▸ **What is needed**:
Read the listing and extract each line that includes the word "this".

▸ **Supplied records**:
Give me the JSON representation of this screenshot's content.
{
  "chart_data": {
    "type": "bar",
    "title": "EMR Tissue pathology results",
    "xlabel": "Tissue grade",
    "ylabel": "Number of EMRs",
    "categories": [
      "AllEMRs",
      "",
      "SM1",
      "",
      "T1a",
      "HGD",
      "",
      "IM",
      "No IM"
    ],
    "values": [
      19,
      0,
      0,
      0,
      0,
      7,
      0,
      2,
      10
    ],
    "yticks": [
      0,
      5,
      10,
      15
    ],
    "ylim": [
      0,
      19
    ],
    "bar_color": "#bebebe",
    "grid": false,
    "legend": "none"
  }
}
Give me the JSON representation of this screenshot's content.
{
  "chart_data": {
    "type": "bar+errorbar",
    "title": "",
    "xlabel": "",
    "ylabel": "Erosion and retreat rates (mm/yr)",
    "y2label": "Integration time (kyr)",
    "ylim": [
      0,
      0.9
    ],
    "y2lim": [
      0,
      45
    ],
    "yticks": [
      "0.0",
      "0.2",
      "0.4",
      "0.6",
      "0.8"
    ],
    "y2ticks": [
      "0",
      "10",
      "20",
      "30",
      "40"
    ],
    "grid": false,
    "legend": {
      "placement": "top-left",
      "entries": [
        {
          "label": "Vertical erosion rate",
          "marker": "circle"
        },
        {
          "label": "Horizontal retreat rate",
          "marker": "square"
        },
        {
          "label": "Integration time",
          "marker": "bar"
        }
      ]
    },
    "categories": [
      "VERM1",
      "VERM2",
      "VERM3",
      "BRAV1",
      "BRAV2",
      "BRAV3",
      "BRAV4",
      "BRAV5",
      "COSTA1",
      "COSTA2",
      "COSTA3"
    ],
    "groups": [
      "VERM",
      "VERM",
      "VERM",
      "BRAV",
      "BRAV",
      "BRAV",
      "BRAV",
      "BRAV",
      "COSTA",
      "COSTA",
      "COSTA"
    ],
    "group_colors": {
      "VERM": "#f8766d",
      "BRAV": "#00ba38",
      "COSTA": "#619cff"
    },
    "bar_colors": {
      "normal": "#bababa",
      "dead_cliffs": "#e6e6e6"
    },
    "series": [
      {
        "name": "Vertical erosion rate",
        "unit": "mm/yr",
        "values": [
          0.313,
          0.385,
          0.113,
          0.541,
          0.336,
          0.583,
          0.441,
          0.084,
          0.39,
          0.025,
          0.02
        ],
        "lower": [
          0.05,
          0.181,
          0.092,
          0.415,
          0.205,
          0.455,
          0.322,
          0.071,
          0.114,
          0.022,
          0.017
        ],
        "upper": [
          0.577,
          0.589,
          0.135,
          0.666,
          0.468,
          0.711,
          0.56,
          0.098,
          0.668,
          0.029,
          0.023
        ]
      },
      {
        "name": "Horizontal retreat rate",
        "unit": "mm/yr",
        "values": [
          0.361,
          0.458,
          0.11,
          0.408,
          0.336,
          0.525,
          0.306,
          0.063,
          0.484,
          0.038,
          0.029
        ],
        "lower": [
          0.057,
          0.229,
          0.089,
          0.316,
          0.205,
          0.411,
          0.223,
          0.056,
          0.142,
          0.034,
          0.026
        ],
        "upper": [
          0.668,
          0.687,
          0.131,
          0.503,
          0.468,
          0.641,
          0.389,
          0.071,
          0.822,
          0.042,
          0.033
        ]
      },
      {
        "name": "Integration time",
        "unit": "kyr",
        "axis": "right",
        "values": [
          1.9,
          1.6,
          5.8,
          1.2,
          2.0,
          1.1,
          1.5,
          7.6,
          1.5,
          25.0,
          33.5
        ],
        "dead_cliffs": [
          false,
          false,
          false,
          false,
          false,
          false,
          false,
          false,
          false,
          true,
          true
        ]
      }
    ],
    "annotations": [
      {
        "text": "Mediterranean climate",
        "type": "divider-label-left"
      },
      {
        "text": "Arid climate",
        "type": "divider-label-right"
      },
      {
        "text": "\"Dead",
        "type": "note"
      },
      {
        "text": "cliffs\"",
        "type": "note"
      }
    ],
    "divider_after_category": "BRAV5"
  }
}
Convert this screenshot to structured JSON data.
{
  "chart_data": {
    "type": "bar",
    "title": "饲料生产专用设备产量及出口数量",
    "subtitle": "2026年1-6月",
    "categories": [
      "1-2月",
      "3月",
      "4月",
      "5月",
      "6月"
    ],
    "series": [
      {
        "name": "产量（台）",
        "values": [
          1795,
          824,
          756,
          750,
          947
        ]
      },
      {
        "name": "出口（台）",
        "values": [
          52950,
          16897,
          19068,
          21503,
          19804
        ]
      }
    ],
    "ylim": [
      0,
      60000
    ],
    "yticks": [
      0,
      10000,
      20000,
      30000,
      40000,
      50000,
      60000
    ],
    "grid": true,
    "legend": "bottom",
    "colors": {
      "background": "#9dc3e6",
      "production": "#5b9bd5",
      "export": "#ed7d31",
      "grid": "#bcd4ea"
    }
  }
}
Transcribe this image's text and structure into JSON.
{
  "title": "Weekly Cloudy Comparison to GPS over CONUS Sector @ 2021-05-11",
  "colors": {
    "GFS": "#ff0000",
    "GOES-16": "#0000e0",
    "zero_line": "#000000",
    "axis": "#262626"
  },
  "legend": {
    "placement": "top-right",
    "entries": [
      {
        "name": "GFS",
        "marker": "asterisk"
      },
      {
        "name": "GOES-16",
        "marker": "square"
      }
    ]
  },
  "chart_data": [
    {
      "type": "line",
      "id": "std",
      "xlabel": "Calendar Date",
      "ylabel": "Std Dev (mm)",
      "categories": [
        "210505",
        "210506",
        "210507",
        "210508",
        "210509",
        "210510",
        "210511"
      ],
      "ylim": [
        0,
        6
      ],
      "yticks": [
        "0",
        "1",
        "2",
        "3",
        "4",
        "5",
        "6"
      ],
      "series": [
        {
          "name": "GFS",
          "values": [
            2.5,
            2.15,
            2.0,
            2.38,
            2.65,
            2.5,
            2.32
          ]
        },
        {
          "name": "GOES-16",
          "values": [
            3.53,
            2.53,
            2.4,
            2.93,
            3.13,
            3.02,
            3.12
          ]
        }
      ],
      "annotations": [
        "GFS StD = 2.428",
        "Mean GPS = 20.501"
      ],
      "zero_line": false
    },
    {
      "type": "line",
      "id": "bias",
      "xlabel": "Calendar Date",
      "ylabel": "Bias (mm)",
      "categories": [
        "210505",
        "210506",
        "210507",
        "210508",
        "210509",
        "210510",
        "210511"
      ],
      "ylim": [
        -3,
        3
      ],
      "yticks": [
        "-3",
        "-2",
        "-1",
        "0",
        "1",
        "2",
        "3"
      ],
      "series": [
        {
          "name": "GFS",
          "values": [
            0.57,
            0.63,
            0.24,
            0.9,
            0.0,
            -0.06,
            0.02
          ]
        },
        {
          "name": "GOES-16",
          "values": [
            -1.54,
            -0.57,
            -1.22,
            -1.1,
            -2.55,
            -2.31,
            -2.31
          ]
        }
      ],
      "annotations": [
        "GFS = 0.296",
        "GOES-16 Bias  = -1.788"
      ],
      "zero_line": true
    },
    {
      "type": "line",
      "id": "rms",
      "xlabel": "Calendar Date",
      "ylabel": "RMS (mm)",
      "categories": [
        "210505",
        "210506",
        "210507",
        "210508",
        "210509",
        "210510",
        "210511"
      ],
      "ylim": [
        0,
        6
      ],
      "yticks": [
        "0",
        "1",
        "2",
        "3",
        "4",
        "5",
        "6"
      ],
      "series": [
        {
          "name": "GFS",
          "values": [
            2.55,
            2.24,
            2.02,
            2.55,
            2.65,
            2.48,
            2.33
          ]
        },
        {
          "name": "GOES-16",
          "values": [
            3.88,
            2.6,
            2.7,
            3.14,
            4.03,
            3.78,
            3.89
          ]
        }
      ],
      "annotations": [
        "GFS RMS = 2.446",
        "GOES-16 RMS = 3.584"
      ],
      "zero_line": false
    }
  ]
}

▸ **Task output**:
Give me the JSON representation of this screenshot's content.
Give me the JSON representation of this screenshot's content.
Convert this screenshot to structured JSON data.
Transcribe this image's text and structure into JSON.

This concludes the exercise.